— start —
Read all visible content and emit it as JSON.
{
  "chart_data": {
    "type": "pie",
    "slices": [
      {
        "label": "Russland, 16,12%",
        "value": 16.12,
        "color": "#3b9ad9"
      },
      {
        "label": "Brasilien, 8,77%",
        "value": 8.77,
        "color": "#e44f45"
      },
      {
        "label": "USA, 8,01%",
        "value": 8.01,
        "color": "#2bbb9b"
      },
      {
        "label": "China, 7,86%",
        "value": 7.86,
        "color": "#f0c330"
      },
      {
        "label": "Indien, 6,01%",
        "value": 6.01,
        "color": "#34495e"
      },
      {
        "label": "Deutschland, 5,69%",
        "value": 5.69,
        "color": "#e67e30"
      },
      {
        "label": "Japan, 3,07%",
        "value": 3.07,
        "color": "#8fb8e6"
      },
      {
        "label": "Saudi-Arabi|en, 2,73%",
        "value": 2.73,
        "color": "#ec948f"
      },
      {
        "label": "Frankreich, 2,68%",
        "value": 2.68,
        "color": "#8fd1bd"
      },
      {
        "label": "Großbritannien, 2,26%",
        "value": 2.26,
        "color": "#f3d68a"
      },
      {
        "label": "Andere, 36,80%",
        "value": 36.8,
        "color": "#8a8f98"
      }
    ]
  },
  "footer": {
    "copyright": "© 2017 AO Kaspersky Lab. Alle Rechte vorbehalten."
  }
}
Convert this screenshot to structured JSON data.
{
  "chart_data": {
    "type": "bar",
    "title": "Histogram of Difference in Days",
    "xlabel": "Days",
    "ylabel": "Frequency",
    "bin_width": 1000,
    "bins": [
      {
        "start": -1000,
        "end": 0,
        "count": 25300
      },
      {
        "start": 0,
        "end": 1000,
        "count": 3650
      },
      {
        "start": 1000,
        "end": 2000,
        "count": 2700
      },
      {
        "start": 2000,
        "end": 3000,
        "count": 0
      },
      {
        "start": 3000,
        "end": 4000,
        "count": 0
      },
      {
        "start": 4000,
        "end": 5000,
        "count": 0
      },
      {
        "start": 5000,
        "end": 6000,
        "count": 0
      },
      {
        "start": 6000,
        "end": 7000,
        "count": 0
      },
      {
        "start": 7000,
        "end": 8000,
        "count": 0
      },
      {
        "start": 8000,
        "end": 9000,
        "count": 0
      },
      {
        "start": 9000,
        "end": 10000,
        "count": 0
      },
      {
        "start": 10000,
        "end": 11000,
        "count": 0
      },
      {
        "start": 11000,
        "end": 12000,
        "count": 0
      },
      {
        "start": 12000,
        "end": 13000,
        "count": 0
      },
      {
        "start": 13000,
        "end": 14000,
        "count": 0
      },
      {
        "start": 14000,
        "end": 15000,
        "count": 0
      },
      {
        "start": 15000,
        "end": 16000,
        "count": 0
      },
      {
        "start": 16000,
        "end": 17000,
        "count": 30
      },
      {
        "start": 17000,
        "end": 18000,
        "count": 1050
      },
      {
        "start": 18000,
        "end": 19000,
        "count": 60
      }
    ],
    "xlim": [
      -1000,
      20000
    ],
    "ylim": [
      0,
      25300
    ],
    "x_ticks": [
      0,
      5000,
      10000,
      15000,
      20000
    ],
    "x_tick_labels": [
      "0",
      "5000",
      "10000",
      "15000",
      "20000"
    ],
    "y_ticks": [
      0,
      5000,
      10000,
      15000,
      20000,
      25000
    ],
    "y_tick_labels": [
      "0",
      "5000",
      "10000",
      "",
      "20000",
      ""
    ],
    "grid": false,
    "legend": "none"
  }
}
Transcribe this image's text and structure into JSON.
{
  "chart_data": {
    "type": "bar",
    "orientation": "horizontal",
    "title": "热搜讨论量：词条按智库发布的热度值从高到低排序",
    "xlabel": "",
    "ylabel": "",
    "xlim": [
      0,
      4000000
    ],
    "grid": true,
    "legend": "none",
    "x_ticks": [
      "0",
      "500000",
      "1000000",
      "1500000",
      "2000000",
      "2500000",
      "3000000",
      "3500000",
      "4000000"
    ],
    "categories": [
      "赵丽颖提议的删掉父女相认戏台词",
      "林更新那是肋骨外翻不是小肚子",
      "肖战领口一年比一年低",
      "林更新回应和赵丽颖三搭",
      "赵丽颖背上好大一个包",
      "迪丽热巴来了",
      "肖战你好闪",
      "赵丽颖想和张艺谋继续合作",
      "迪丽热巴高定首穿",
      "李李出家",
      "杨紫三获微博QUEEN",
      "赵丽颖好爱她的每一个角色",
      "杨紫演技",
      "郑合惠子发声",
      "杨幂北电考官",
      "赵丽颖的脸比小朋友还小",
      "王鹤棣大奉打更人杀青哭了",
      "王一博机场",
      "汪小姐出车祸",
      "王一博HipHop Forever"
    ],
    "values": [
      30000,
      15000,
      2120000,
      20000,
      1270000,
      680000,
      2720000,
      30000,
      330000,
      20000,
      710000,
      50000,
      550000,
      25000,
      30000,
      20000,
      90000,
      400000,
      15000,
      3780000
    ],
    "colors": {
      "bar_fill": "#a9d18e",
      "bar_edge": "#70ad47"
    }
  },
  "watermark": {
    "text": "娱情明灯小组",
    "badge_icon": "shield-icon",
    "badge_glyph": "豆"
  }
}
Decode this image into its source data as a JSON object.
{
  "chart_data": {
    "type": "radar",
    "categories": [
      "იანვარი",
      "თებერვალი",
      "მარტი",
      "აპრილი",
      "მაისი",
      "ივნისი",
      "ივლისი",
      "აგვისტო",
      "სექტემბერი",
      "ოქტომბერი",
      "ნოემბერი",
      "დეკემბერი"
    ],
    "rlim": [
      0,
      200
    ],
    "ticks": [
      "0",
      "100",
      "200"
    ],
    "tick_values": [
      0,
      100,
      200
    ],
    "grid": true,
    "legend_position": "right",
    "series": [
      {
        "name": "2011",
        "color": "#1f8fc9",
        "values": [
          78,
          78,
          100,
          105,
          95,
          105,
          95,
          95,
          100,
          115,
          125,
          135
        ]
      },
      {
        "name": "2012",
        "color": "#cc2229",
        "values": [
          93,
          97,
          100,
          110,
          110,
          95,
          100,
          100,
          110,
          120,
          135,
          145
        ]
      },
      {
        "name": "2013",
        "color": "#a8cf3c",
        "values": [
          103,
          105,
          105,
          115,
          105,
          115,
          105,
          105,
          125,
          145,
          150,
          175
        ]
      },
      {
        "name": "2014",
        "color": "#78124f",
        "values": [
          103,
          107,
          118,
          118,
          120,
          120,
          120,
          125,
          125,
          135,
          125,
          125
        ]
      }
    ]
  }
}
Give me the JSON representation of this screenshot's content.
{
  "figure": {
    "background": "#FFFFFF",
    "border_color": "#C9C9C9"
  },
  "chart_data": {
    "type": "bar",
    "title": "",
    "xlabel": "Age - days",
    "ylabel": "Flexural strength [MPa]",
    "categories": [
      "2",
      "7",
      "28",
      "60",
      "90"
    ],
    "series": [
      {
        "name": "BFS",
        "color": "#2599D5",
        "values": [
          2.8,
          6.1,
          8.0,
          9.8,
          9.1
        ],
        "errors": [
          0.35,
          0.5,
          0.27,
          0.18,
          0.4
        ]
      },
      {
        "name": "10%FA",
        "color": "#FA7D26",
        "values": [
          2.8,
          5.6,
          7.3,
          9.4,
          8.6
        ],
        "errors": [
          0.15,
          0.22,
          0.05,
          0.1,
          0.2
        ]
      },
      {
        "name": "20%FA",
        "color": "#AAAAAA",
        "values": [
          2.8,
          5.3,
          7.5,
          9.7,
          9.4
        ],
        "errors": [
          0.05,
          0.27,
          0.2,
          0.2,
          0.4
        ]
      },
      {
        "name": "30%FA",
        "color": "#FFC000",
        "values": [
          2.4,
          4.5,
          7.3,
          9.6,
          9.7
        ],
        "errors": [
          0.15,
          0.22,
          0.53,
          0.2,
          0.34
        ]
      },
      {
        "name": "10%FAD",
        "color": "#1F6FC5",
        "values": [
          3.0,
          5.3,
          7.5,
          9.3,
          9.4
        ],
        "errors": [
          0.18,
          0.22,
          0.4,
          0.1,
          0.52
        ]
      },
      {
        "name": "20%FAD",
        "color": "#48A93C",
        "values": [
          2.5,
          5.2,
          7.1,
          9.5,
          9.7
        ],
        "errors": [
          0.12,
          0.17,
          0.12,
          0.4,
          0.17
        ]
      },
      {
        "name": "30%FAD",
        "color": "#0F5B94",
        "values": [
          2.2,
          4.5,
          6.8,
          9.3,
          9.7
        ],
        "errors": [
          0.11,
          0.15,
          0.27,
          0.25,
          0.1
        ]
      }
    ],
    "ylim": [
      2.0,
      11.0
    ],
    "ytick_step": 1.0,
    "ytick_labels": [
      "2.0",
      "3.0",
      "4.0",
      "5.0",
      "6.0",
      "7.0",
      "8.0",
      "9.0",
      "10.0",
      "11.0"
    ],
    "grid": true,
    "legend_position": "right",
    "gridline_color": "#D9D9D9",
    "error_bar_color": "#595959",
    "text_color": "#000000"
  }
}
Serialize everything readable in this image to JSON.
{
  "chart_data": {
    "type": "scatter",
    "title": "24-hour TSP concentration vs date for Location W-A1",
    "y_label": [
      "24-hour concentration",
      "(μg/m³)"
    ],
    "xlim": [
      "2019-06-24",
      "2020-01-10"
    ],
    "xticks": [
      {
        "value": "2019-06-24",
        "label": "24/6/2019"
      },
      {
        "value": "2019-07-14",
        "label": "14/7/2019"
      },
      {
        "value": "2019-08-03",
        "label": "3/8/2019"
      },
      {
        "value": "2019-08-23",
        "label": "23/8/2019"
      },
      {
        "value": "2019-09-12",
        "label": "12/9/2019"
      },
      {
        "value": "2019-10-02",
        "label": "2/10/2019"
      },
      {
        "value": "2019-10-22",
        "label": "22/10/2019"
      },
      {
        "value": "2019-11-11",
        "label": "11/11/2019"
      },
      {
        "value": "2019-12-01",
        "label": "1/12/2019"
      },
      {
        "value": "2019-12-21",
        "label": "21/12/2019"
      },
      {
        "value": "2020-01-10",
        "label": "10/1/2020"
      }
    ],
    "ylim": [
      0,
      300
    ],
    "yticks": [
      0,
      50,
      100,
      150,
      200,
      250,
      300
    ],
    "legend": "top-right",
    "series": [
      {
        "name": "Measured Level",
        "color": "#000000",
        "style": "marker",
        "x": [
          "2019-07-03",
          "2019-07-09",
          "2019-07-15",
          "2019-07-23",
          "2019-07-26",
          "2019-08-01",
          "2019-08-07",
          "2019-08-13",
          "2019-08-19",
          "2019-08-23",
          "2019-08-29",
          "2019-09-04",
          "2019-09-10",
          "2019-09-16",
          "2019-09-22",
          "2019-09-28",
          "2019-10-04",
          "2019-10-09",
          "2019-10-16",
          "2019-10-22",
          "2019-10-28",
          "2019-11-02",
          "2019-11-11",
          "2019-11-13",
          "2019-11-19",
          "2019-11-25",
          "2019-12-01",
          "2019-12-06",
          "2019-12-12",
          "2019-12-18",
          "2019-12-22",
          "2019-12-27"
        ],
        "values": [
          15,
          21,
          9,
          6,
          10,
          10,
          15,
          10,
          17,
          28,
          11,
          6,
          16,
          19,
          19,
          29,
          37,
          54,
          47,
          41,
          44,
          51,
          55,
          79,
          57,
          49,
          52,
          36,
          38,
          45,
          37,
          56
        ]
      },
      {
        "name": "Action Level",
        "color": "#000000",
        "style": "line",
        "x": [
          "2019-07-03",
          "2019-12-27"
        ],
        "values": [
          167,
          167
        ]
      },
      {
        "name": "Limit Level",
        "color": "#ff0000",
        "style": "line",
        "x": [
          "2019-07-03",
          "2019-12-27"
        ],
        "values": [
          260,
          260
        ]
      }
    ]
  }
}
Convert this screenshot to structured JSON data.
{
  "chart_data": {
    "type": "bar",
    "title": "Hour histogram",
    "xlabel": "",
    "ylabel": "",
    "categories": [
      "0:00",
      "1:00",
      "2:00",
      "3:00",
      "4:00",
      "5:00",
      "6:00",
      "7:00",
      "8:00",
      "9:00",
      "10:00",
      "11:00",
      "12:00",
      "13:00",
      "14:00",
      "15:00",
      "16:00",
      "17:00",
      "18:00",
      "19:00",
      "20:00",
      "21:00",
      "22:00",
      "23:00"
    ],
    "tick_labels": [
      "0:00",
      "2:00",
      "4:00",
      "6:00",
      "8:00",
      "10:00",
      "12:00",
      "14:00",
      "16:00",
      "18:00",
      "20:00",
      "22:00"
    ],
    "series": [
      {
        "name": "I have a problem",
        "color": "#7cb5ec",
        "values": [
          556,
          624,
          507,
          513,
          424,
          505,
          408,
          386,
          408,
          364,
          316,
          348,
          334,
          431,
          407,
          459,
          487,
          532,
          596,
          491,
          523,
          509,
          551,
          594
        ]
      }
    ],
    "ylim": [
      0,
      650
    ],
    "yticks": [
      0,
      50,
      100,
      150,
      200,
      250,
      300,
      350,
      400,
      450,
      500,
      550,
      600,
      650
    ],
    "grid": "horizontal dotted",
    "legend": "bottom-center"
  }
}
— end —
## WHAT IS BEING ASKED
Pick out each line containing the string "ylabel" and copy it.

## EXERCISE SOLUTION
    "ylabel": "Frequency",
    "ylabel": "",
    "ylabel": "Flexural strength [MPa]",
    "ylabel": "",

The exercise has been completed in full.